====== MATERIAL TO PROCESS
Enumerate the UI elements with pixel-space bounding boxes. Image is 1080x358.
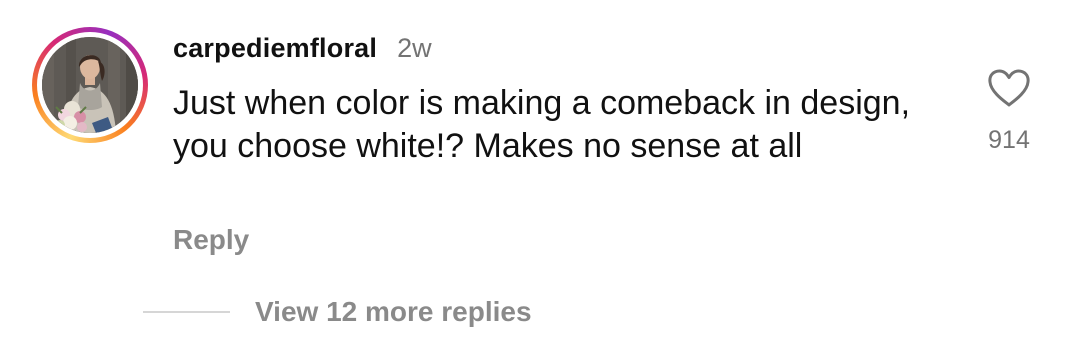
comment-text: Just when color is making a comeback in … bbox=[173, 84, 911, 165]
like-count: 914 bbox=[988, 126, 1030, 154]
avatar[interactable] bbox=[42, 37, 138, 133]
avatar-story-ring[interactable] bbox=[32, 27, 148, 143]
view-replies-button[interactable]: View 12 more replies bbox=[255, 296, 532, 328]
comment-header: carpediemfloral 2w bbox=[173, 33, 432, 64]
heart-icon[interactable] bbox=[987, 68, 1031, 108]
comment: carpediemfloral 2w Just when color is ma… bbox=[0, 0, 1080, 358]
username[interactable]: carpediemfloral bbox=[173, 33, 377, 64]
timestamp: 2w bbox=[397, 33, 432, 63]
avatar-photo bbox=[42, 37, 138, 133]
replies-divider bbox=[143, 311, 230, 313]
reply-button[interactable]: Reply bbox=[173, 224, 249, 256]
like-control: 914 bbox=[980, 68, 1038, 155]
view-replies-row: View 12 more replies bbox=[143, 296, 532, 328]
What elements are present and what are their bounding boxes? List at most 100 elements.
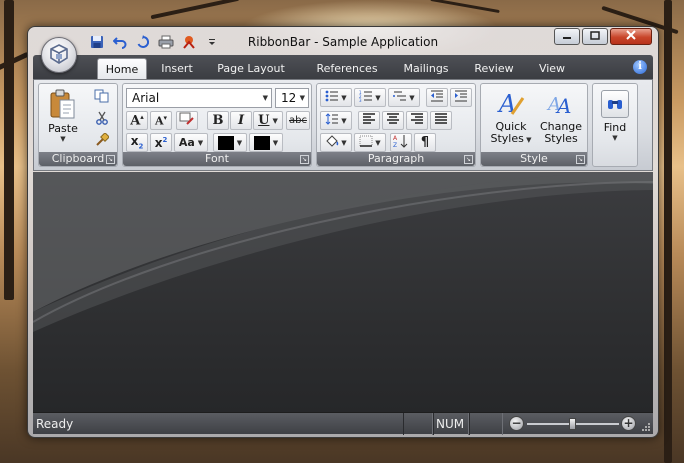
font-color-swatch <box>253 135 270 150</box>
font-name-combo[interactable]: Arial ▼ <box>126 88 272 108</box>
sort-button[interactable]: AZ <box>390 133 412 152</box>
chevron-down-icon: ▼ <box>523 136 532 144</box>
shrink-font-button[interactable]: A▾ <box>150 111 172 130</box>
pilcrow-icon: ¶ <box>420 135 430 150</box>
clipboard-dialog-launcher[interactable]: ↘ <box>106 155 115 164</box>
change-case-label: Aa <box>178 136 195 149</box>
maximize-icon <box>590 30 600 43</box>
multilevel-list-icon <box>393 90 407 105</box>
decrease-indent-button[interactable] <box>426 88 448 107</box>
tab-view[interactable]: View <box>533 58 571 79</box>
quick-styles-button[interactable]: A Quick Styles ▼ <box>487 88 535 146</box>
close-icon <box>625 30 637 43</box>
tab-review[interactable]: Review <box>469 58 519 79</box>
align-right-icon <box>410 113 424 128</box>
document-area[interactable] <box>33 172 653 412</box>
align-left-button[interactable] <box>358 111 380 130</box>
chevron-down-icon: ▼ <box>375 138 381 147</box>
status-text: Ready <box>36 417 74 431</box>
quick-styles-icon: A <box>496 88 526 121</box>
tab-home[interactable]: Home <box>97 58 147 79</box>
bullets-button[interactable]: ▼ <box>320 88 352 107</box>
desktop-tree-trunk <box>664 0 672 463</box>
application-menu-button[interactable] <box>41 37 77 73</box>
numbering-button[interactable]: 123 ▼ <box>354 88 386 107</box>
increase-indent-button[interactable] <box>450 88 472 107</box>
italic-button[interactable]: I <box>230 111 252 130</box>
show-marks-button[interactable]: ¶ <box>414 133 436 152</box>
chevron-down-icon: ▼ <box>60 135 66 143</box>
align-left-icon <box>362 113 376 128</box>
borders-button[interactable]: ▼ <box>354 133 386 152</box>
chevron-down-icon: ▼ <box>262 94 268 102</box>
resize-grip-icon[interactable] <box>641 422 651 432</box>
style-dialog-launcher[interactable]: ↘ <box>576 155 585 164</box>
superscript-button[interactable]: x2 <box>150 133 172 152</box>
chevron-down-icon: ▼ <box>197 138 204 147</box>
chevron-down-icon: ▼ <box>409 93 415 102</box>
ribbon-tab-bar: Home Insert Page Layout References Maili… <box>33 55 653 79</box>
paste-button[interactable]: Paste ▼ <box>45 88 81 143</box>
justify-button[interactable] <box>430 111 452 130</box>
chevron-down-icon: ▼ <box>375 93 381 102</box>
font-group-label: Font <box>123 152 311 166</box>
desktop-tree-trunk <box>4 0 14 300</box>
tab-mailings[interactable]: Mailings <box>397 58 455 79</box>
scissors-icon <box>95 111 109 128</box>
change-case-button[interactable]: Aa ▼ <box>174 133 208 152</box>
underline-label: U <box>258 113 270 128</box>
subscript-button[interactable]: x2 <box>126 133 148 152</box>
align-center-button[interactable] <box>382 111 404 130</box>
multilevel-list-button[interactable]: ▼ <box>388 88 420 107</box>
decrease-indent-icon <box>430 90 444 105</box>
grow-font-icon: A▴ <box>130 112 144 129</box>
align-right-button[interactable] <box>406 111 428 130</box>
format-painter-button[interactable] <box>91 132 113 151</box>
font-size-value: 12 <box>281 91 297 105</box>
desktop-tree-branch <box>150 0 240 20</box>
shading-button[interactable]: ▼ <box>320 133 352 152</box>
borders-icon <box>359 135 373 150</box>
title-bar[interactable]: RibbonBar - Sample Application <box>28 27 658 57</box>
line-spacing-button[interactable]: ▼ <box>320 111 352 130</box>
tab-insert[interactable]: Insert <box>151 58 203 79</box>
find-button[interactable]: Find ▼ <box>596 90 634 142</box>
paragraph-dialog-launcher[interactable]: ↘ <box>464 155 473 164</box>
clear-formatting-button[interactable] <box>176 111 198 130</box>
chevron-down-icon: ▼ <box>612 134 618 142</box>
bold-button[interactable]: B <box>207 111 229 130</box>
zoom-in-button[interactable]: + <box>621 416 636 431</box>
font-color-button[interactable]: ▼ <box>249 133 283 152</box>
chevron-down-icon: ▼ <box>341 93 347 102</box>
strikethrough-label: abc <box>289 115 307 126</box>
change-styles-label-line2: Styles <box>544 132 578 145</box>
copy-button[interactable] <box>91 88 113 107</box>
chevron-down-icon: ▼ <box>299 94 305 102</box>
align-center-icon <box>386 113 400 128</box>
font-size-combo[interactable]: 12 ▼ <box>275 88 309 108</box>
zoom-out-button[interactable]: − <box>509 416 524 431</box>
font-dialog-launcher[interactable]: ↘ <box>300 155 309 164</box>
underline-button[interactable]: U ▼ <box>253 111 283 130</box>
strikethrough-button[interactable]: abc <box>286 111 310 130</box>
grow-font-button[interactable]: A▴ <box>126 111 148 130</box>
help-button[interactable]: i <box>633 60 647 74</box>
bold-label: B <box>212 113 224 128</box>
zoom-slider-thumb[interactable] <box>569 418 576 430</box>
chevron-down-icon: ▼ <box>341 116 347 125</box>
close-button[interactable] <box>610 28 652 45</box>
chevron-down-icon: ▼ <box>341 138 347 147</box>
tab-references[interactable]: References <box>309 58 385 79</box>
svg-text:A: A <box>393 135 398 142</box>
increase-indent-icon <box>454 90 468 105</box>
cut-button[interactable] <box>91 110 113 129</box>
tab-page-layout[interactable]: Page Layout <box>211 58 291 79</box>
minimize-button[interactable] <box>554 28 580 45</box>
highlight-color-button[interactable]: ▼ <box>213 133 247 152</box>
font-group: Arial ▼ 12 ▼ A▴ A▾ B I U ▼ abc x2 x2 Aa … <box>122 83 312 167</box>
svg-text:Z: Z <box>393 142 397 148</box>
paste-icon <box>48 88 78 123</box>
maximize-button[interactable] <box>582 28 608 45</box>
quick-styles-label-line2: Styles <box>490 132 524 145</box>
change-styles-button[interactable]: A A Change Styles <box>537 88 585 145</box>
============
— WRITTEN PROBLEM —
Copy out all of the material above line for line, keeping every character intact, and leave the pictures out of your copy.

— TASK ANSWER —
Enumerate the UI elements with pixel-space bounding boxes. Image is 1080x358.
comment-text: Just when color is making a comeback in … bbox=[173, 84, 911, 165]
like-count: 914 bbox=[988, 126, 1030, 154]
avatar[interactable] bbox=[42, 37, 138, 133]
avatar-story-ring[interactable] bbox=[32, 27, 148, 143]
view-replies-button[interactable]: View 12 more replies bbox=[255, 296, 532, 328]
comment-header: carpediemfloral 2w bbox=[173, 33, 432, 64]
heart-icon[interactable] bbox=[987, 68, 1031, 108]
comment: carpediemfloral 2w Just when color is ma… bbox=[0, 0, 1080, 358]
username[interactable]: carpediemfloral bbox=[173, 33, 377, 64]
timestamp: 2w bbox=[397, 33, 432, 63]
avatar-photo bbox=[42, 37, 138, 133]
replies-divider bbox=[143, 311, 230, 313]
reply-button[interactable]: Reply bbox=[173, 224, 249, 256]
like-control: 914 bbox=[980, 68, 1038, 155]
view-replies-row: View 12 more replies bbox=[143, 296, 532, 328]
What elements are present and what are their bounding boxes? List at most 100 elements.
font-color-swatch <box>253 135 270 150</box>
font-name-combo[interactable]: Arial ▼ <box>126 88 272 108</box>
sort-button[interactable]: AZ <box>390 133 412 152</box>
chevron-down-icon: ▼ <box>523 136 532 144</box>
shrink-font-button[interactable]: A▾ <box>150 111 172 130</box>
pilcrow-icon: ¶ <box>420 135 430 150</box>
clipboard-dialog-launcher[interactable]: ↘ <box>106 155 115 164</box>
change-case-label: Aa <box>178 136 195 149</box>
maximize-icon <box>590 30 600 43</box>
multilevel-list-icon <box>393 90 407 105</box>
decrease-indent-button[interactable] <box>426 88 448 107</box>
tab-view[interactable]: View <box>533 58 571 79</box>
quick-styles-button[interactable]: A Quick Styles ▼ <box>487 88 535 146</box>
close-icon <box>625 30 637 43</box>
tab-review[interactable]: Review <box>469 58 519 79</box>
align-right-icon <box>410 113 424 128</box>
document-area[interactable] <box>33 172 653 412</box>
align-left-button[interactable] <box>358 111 380 130</box>
chevron-down-icon: ▼ <box>375 138 381 147</box>
status-text: Ready <box>36 417 74 431</box>
quick-styles-icon: A <box>496 88 526 121</box>
tab-home[interactable]: Home <box>97 58 147 79</box>
bullets-button[interactable]: ▼ <box>320 88 352 107</box>
desktop-tree-trunk <box>664 0 672 463</box>
application-menu-button[interactable] <box>41 37 77 73</box>
numbering-button[interactable]: 123 ▼ <box>354 88 386 107</box>
increase-indent-button[interactable] <box>450 88 472 107</box>
italic-button[interactable]: I <box>230 111 252 130</box>
show-marks-button[interactable]: ¶ <box>414 133 436 152</box>
chevron-down-icon: ▼ <box>60 135 66 143</box>
align-left-icon <box>362 113 376 128</box>
borders-button[interactable]: ▼ <box>354 133 386 152</box>
chevron-down-icon: ▼ <box>262 94 268 102</box>
resize-grip-icon[interactable] <box>641 422 651 432</box>
style-dialog-launcher[interactable]: ↘ <box>576 155 585 164</box>
superscript-button[interactable]: x2 <box>150 133 172 152</box>
chevron-down-icon: ▼ <box>197 138 204 147</box>
chevron-down-icon: ▼ <box>409 93 415 102</box>
ribbon-tab-bar: Home Insert Page Layout References Maili… <box>33 55 653 79</box>
paste-button[interactable]: Paste ▼ <box>45 88 81 143</box>
justify-button[interactable] <box>430 111 452 130</box>
chevron-down-icon: ▼ <box>375 93 381 102</box>
font-group-label: Font <box>123 152 311 166</box>
desktop-tree-trunk <box>4 0 14 300</box>
tab-mailings[interactable]: Mailings <box>397 58 455 79</box>
scissors-icon <box>95 111 109 128</box>
change-case-button[interactable]: Aa ▼ <box>174 133 208 152</box>
underline-label: U <box>258 113 270 128</box>
subscript-button[interactable]: x2 <box>126 133 148 152</box>
align-center-button[interactable] <box>382 111 404 130</box>
multilevel-list-button[interactable]: ▼ <box>388 88 420 107</box>
decrease-indent-icon <box>430 90 444 105</box>
grow-font-icon: A▴ <box>130 112 144 129</box>
align-right-button[interactable] <box>406 111 428 130</box>
format-painter-button[interactable] <box>91 132 113 151</box>
font-size-value: 12 <box>281 91 297 105</box>
desktop-tree-branch <box>150 0 240 20</box>
shading-button[interactable]: ▼ <box>320 133 352 152</box>
borders-icon <box>359 135 373 150</box>
title-bar[interactable]: RibbonBar - Sample Application <box>28 27 658 57</box>
line-spacing-button[interactable]: ▼ <box>320 111 352 130</box>
tab-insert[interactable]: Insert <box>151 58 203 79</box>
find-button[interactable]: Find ▼ <box>596 90 634 142</box>
paragraph-dialog-launcher[interactable]: ↘ <box>464 155 473 164</box>
clear-formatting-button[interactable] <box>176 111 198 130</box>
chevron-down-icon: ▼ <box>612 134 618 142</box>
bold-button[interactable]: B <box>207 111 229 130</box>
zoom-in-button[interactable]: + <box>621 416 636 431</box>
font-color-button[interactable]: ▼ <box>249 133 283 152</box>
chevron-down-icon: ▼ <box>341 93 347 102</box>
strikethrough-label: abc <box>289 115 307 126</box>
change-styles-label-line2: Styles <box>544 132 578 145</box>
copy-button[interactable] <box>91 88 113 107</box>
chevron-down-icon: ▼ <box>299 94 305 102</box>
align-center-icon <box>386 113 400 128</box>
font-size-combo[interactable]: 12 ▼ <box>275 88 309 108</box>
zoom-out-button[interactable]: − <box>509 416 524 431</box>
font-dialog-launcher[interactable]: ↘ <box>300 155 309 164</box>
underline-button[interactable]: U ▼ <box>253 111 283 130</box>
strikethrough-button[interactable]: abc <box>286 111 310 130</box>
grow-font-button[interactable]: A▴ <box>126 111 148 130</box>
help-button[interactable]: i <box>633 60 647 74</box>
bold-label: B <box>212 113 224 128</box>
zoom-slider-thumb[interactable] <box>569 418 576 430</box>
chevron-down-icon: ▼ <box>341 116 347 125</box>
close-button[interactable] <box>610 28 652 45</box>
chevron-down-icon: ▼ <box>341 138 347 147</box>
tab-references[interactable]: References <box>309 58 385 79</box>
svg-text:A: A <box>393 135 398 142</box>
increase-indent-icon <box>454 90 468 105</box>
cut-button[interactable] <box>91 110 113 129</box>
tab-page-layout[interactable]: Page Layout <box>211 58 291 79</box>
minimize-button[interactable] <box>554 28 580 45</box>
highlight-color-button[interactable]: ▼ <box>213 133 247 152</box>
font-group: Arial ▼ 12 ▼ A▴ A▾ B I U ▼ abc x2 x2 Aa … <box>122 83 312 167</box>
svg-text:Z: Z <box>393 142 397 148</box>
paste-icon <box>48 88 78 123</box>
maximize-button[interactable] <box>582 28 608 45</box>
quick-styles-label-line2: Styles <box>490 132 524 145</box>
change-styles-button[interactable]: A A Change Styles <box>537 88 585 145</box>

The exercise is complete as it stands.